### Given task
Report only the number of lines holding "estimator".

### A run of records
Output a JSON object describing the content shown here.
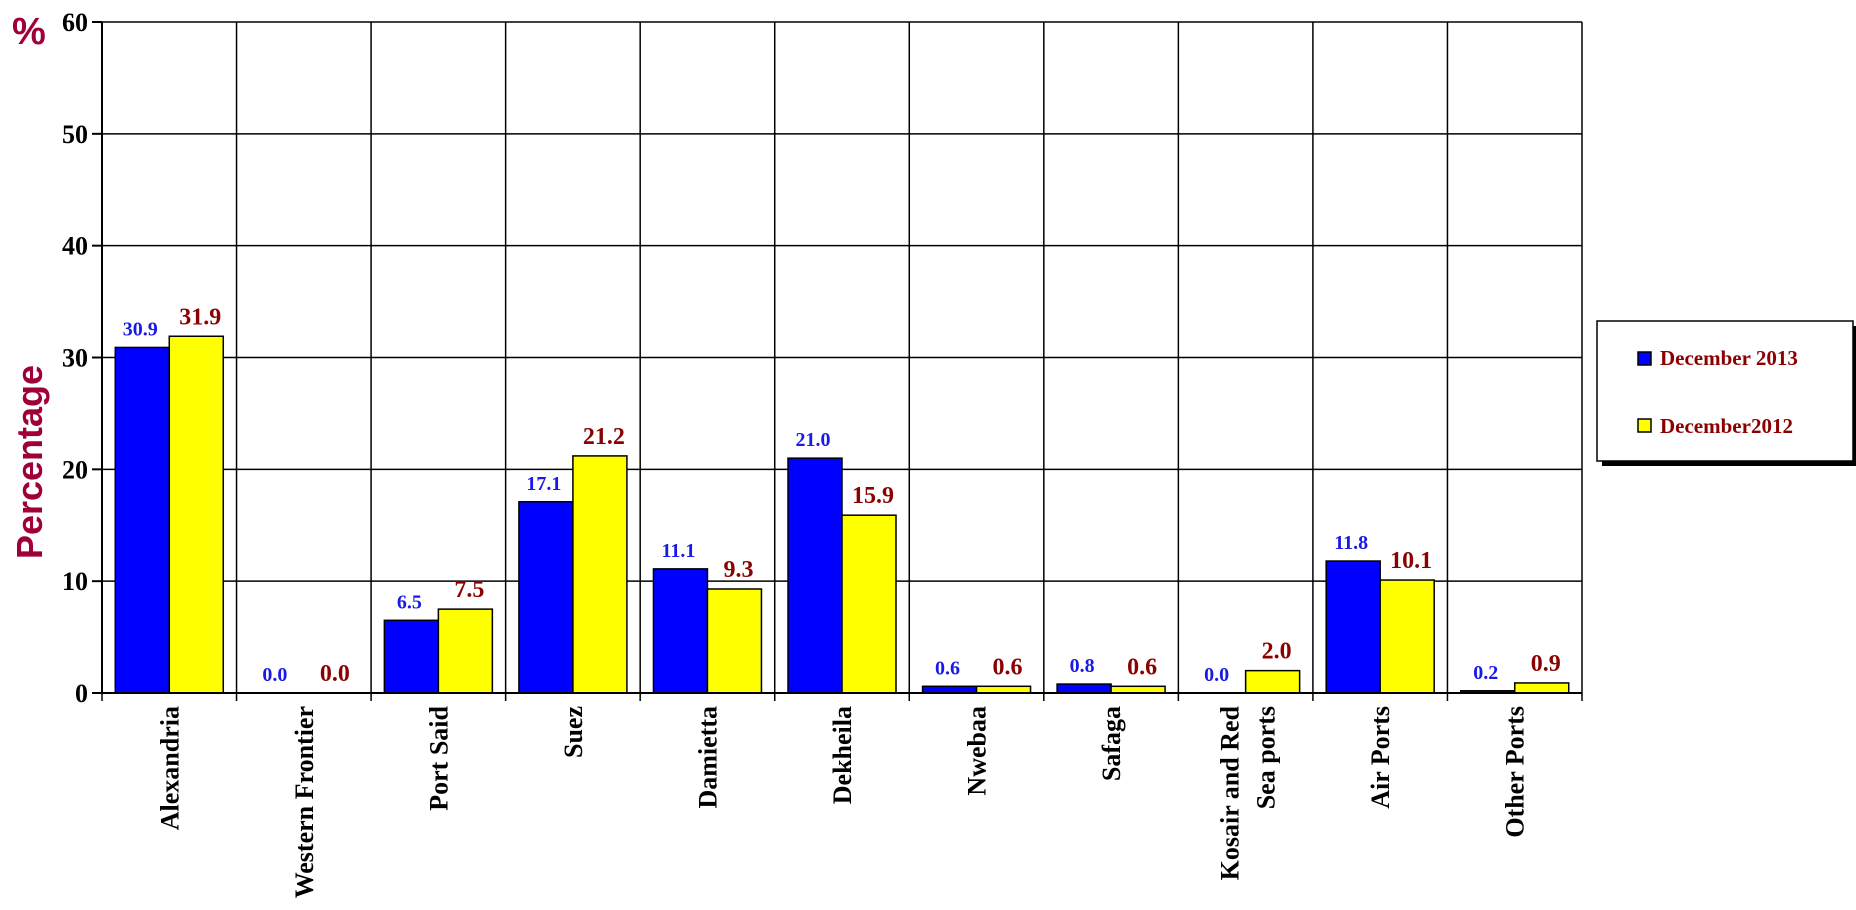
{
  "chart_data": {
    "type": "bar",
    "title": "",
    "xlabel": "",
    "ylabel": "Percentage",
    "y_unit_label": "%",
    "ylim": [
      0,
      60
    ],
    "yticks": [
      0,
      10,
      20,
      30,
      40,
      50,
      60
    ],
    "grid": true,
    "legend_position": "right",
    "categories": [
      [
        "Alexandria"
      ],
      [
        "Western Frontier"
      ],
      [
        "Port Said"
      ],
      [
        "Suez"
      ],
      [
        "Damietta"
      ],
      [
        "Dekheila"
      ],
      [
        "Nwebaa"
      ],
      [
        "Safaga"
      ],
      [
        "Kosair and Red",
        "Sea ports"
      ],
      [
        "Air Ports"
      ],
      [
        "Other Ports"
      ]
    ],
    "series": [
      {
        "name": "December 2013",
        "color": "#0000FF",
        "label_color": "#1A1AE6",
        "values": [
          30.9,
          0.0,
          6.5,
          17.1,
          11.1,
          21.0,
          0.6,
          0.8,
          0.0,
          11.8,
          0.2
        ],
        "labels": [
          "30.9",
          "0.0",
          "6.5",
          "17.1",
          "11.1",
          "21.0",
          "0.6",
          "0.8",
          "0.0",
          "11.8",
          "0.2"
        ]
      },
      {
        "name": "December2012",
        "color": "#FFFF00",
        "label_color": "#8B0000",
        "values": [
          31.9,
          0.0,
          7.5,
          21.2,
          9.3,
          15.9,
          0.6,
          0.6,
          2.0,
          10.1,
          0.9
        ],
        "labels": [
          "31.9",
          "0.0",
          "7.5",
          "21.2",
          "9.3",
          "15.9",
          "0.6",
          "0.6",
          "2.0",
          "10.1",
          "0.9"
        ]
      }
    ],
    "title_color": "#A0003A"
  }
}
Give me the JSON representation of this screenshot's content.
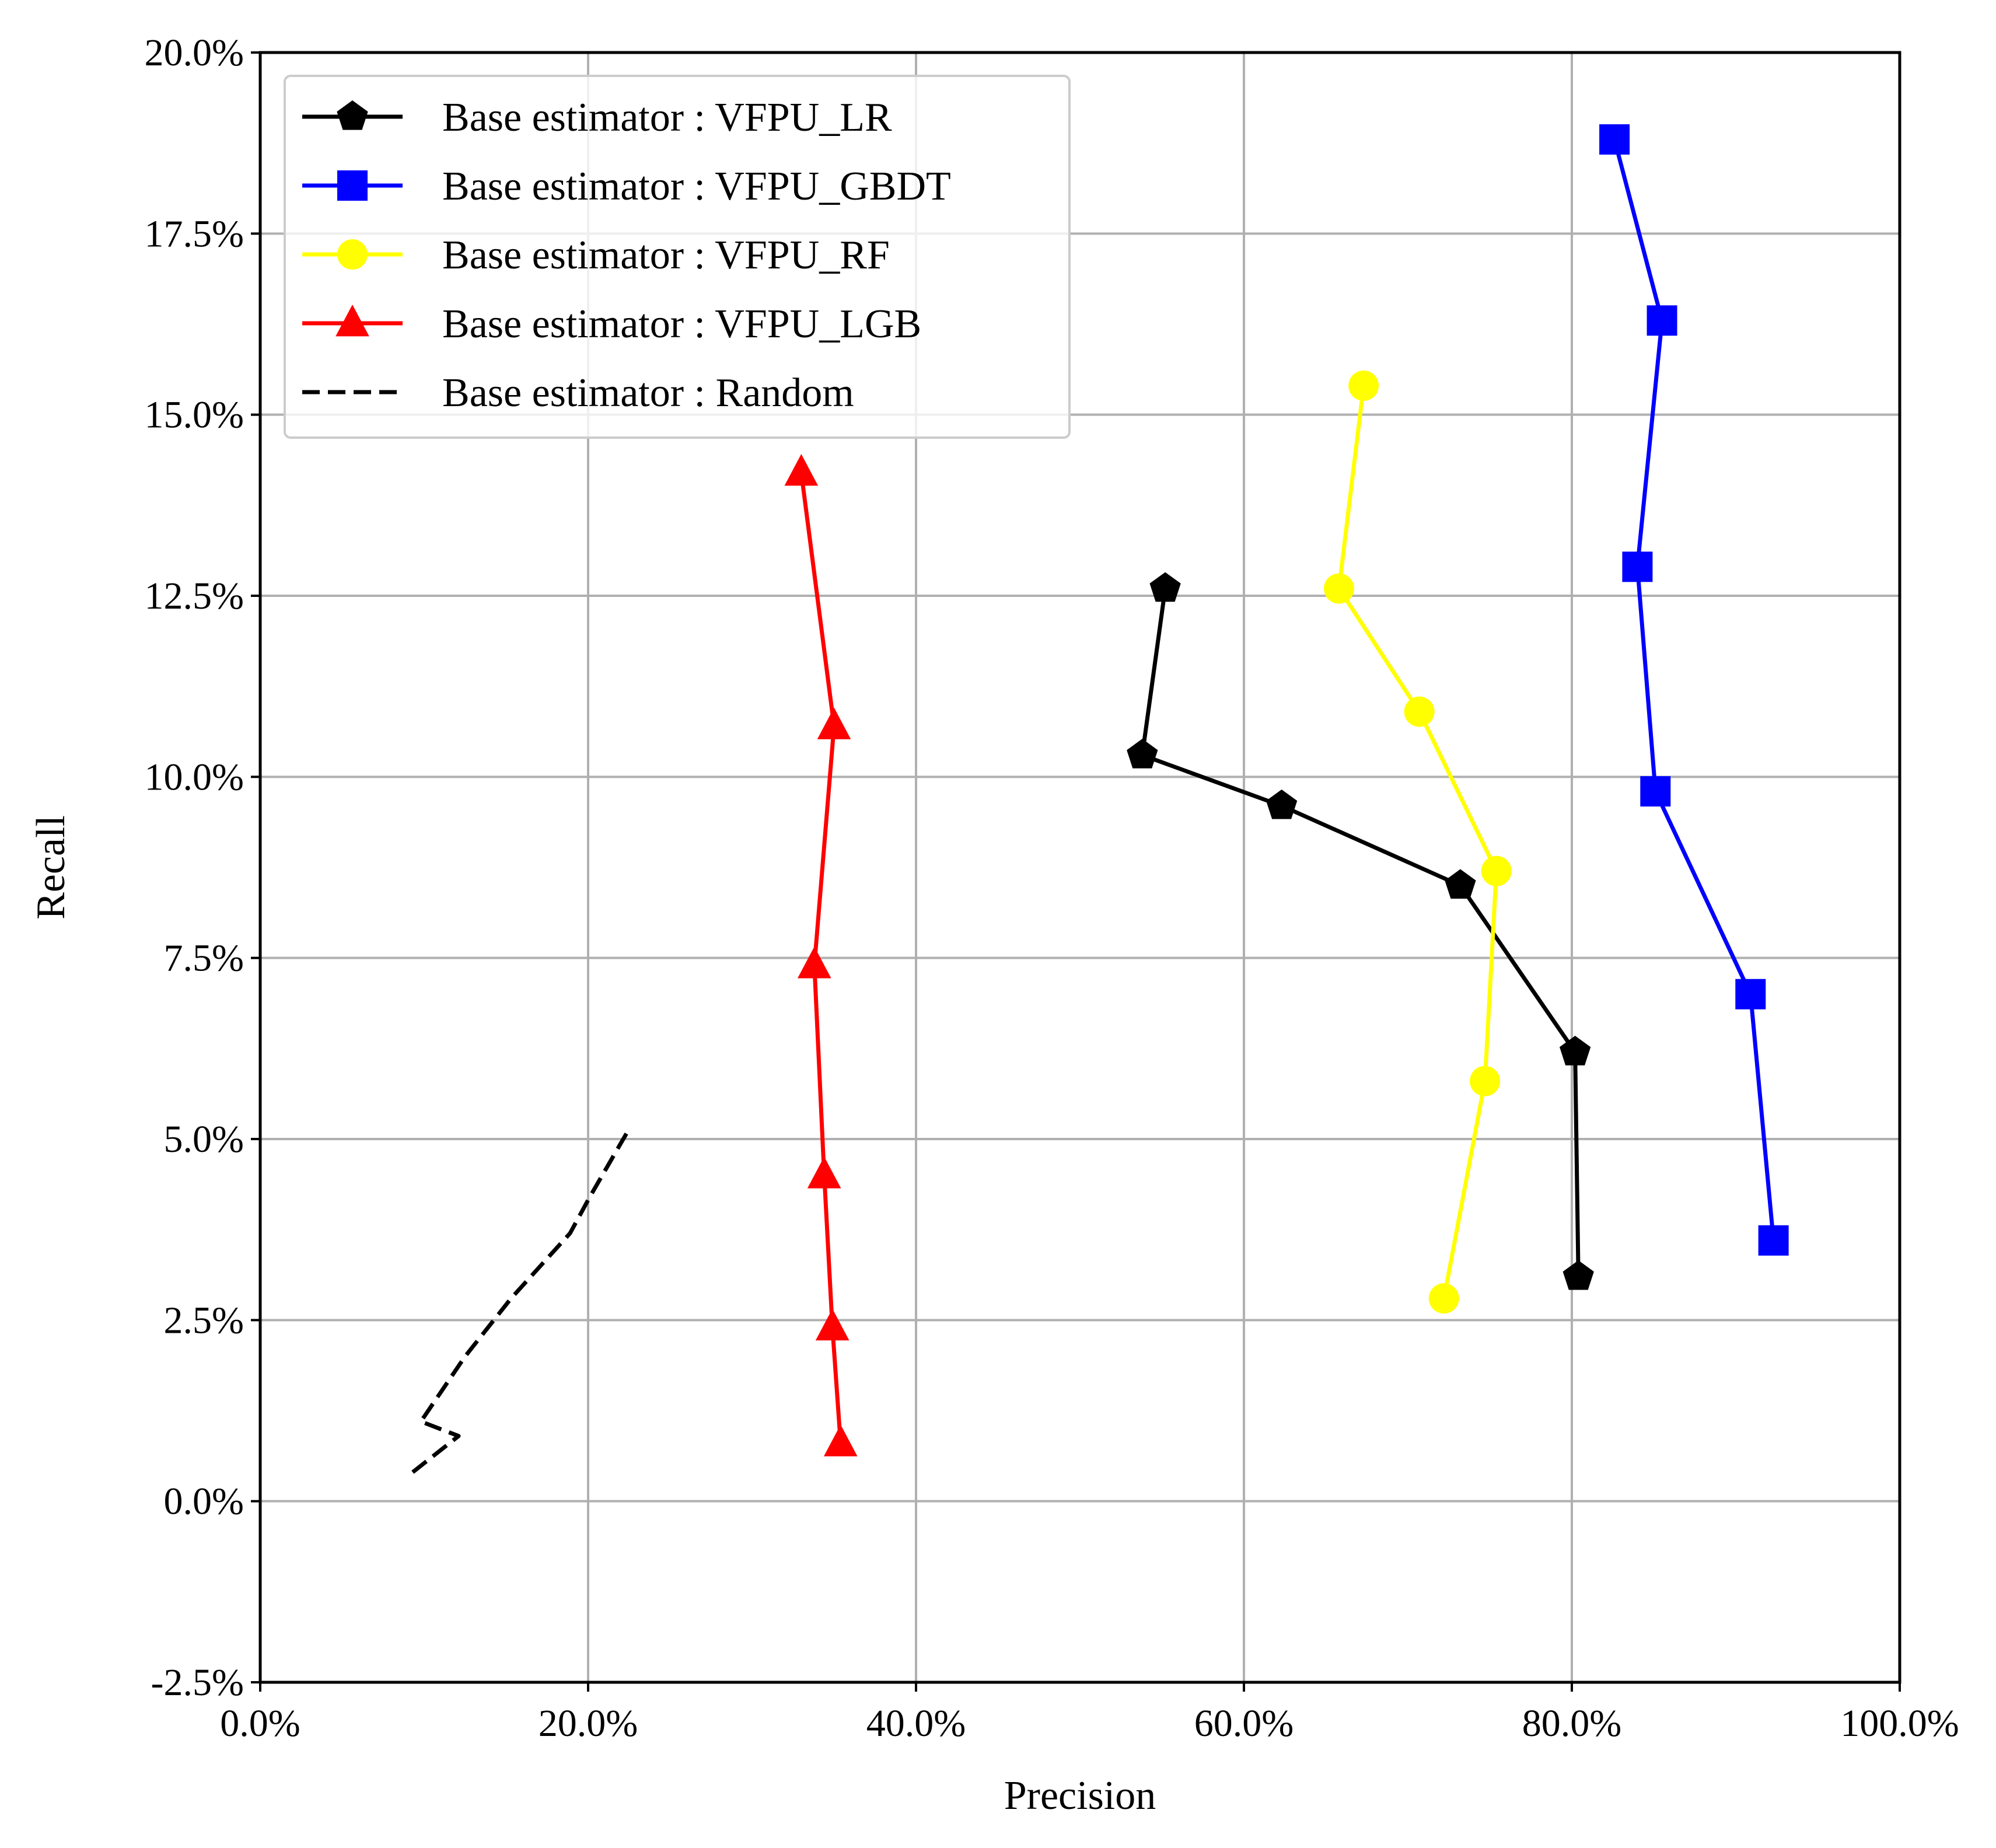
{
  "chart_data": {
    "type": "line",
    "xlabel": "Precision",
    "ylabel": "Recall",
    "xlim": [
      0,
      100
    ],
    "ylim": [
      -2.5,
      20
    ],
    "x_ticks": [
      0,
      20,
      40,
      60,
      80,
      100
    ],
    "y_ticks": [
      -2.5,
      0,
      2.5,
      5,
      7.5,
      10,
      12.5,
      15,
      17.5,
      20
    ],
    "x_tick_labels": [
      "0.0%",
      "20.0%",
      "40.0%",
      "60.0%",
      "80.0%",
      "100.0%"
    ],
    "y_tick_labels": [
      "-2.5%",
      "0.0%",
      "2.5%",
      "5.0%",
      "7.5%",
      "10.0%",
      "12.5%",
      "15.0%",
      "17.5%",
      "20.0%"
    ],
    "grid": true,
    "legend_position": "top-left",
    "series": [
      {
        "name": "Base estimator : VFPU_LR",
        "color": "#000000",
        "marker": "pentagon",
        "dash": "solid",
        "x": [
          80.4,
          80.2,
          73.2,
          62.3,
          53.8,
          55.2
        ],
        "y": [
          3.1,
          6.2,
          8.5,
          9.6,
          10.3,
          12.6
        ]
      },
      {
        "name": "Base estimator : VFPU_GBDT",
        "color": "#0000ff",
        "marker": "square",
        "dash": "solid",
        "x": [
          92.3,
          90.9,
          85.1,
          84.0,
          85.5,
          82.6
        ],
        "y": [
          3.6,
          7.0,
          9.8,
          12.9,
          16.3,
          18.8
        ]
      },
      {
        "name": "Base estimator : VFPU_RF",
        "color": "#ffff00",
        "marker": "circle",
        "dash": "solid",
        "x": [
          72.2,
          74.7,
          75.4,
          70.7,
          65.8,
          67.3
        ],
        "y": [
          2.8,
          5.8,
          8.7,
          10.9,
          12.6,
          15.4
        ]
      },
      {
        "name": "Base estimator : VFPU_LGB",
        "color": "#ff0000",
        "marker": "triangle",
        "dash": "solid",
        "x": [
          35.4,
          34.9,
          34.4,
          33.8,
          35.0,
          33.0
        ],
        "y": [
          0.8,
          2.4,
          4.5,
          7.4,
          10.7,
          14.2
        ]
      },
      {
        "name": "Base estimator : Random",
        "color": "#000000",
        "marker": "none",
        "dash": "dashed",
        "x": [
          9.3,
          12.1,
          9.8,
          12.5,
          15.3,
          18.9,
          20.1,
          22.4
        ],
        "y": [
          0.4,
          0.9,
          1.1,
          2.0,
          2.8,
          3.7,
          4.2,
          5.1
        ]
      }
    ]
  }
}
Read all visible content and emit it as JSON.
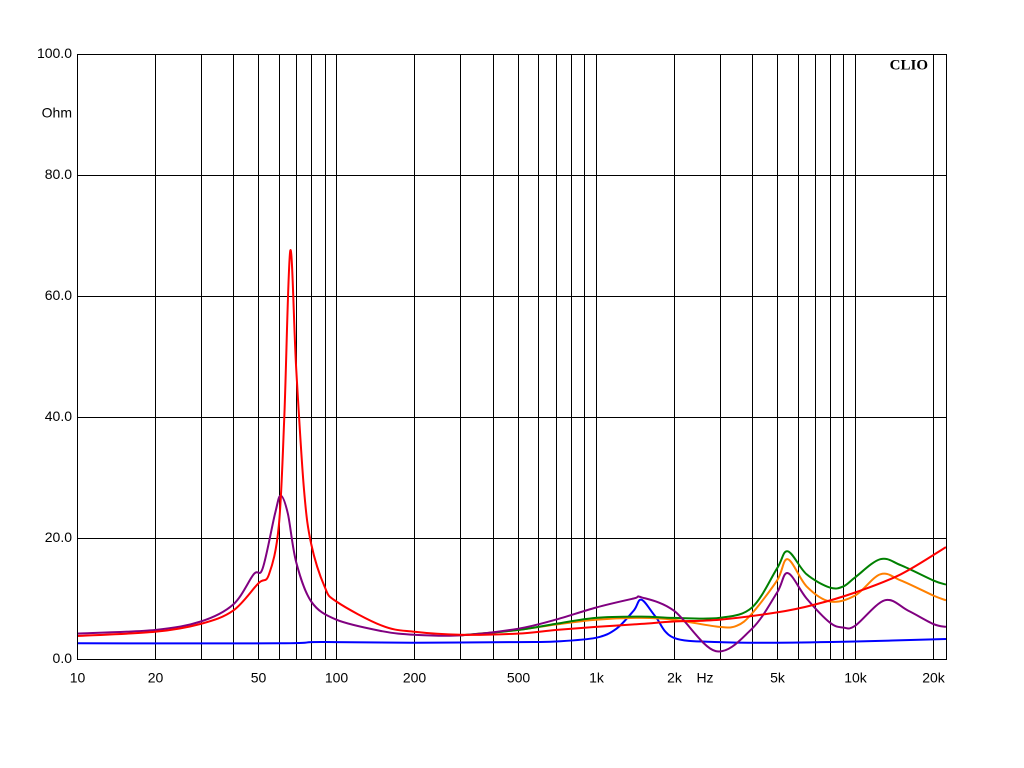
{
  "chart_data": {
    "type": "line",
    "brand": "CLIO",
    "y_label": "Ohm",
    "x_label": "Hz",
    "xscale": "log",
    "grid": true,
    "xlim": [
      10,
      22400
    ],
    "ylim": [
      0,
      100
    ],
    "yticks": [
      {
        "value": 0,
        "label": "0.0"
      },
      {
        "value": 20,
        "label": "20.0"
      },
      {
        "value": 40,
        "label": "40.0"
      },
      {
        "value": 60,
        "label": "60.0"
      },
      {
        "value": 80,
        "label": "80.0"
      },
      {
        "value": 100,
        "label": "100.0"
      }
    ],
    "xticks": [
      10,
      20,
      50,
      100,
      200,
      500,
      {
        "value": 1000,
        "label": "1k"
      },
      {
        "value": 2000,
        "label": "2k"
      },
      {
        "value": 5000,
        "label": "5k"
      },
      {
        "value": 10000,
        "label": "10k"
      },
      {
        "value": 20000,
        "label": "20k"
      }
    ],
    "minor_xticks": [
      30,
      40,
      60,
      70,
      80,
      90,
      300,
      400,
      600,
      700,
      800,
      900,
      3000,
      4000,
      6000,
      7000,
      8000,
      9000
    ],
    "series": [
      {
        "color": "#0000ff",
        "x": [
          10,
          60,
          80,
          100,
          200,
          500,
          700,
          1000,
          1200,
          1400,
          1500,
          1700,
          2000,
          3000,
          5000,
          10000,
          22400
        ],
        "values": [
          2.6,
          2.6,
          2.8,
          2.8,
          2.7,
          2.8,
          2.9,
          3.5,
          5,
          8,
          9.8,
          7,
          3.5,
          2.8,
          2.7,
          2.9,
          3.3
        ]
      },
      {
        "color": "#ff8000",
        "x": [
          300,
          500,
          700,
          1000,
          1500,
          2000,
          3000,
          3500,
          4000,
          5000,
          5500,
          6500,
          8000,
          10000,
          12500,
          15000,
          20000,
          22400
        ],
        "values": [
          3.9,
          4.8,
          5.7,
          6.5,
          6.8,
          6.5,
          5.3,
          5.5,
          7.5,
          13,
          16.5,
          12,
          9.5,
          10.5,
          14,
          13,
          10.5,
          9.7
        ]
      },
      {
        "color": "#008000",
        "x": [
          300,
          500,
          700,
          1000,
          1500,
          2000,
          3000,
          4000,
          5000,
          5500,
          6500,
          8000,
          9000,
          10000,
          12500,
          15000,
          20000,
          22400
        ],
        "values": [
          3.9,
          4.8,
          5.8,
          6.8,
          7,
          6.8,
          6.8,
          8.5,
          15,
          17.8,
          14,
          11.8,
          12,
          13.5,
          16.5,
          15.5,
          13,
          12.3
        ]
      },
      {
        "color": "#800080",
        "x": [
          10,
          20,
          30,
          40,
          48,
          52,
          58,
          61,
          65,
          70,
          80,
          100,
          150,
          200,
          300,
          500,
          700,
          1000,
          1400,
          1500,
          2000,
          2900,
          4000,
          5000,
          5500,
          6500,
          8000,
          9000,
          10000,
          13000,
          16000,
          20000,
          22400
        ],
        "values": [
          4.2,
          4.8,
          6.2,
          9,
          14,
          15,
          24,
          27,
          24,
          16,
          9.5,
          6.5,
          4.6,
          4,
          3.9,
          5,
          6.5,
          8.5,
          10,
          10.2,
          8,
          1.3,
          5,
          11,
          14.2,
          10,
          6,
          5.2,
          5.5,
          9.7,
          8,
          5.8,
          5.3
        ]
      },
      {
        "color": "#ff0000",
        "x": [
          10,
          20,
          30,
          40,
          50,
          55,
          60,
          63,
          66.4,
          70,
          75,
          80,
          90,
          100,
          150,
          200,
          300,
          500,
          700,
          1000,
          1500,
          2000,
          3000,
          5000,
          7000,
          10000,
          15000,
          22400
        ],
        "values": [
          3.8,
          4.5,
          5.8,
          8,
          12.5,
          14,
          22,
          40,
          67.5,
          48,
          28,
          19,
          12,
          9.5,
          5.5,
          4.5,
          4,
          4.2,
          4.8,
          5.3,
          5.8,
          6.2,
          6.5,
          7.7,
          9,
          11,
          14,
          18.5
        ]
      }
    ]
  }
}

### Solution to this problem
5